--- Given data ---
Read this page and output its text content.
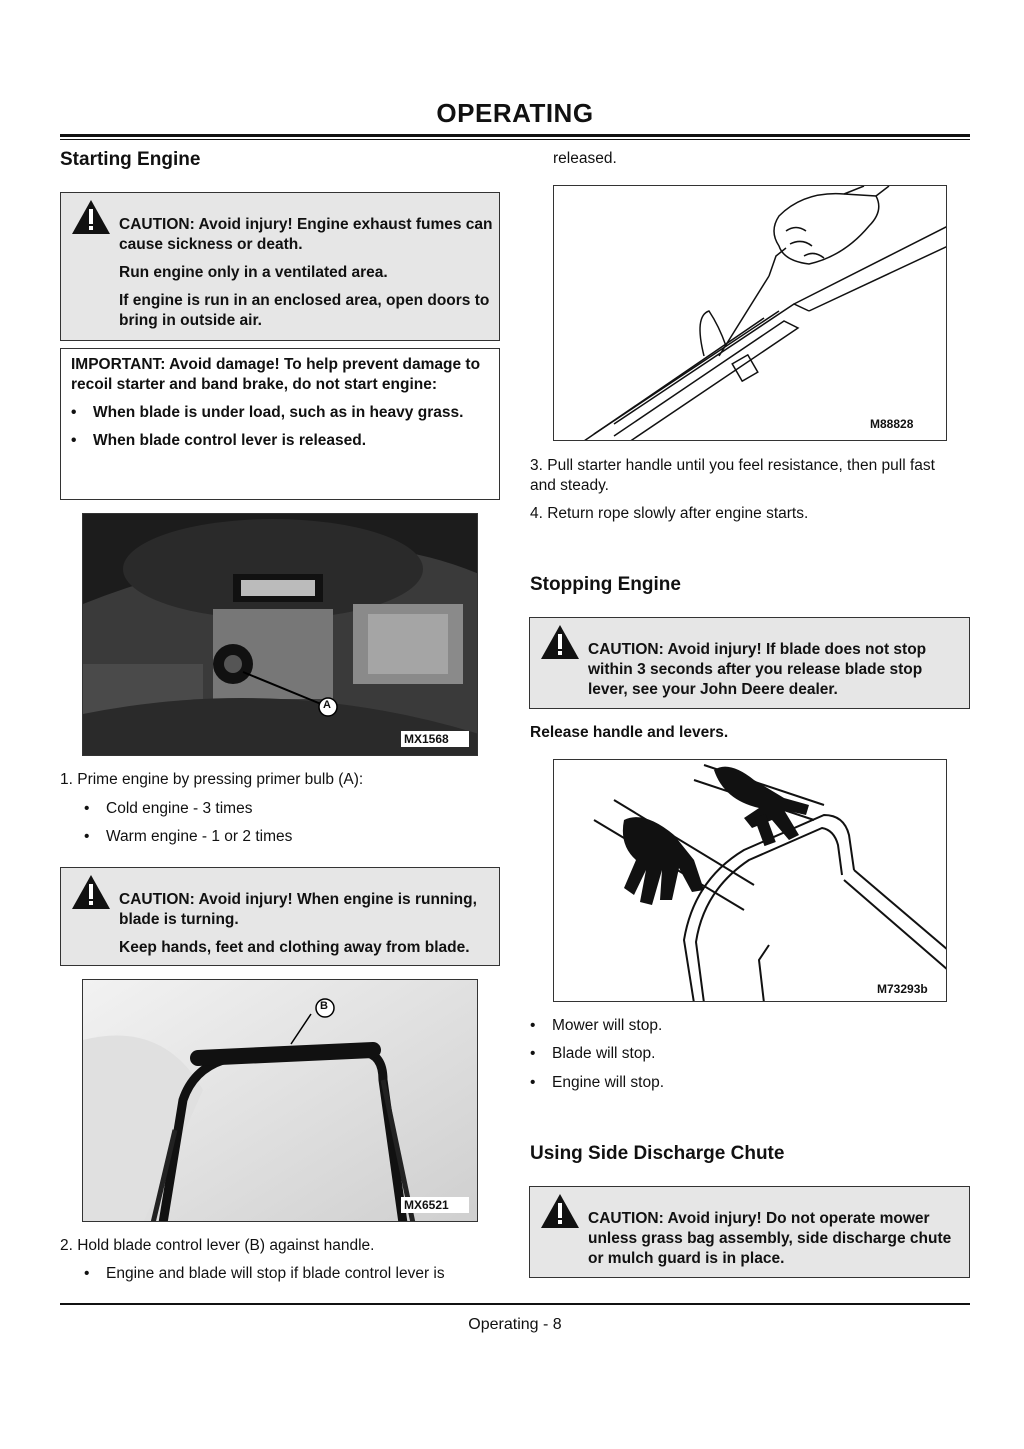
OPERATING
Starting Engine

CAUTION: Avoid injury! Engine exhaust fumes can cause sickness or death.

Run engine only in a ventilated area.

If engine is run in an enclosed area, open doors to bring in outside air.

IMPORTANT: Avoid damage! To help prevent damage to recoil starter and band brake, do not start engine:

• When blade is under load, such as in heavy grass.

• When blade control lever is released.

A
MX1568
1. Prime engine by pressing primer bulb (A):
• Cold engine - 3 times
• Warm engine - 1 or 2 times

CAUTION: Avoid injury! When engine is running, blade is turning.

Keep hands, feet and clothing away from blade.

B
MX6521
2. Hold blade control lever (B) against handle.
• Engine and blade will stop if blade control lever is
released.
M88828
3. Pull starter handle until you feel resistance, then pull fast and steady.
4. Return rope slowly after engine starts.
Stopping Engine

CAUTION: Avoid injury! If blade does not stop within 3 seconds after you release blade stop lever, see your John Deere dealer.

Release handle and levers.
M73293b
• Mower will stop.
• Blade will stop.
• Engine will stop.
Using Side Discharge Chute

CAUTION: Avoid injury! Do not operate mower unless grass bag assembly, side discharge chute or mulch guard is in place.

Operating - 8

--- What the task asks ---
Output all of the data exactly as it stands, minus any images.

--- Answer to this problem ---
Read this page and output its text content.
OPERATING
Starting Engine

CAUTION: Avoid injury! Engine exhaust fumes can cause sickness or death.

Run engine only in a ventilated area.

If engine is run in an enclosed area, open doors to bring in outside air.

IMPORTANT: Avoid damage! To help prevent damage to recoil starter and band brake, do not start engine:

• When blade is under load, such as in heavy grass.

• When blade control lever is released.

A
MX1568
1. Prime engine by pressing primer bulb (A):
• Cold engine - 3 times
• Warm engine - 1 or 2 times

CAUTION: Avoid injury! When engine is running, blade is turning.

Keep hands, feet and clothing away from blade.

B
MX6521
2. Hold blade control lever (B) against handle.
• Engine and blade will stop if blade control lever is
released.
M88828
3. Pull starter handle until you feel resistance, then pull fast and steady.
4. Return rope slowly after engine starts.
Stopping Engine

CAUTION: Avoid injury! If blade does not stop within 3 seconds after you release blade stop lever, see your John Deere dealer.

Release handle and levers.
M73293b
• Mower will stop.
• Blade will stop.
• Engine will stop.
Using Side Discharge Chute

CAUTION: Avoid injury! Do not operate mower unless grass bag assembly, side discharge chute or mulch guard is in place.

Operating - 8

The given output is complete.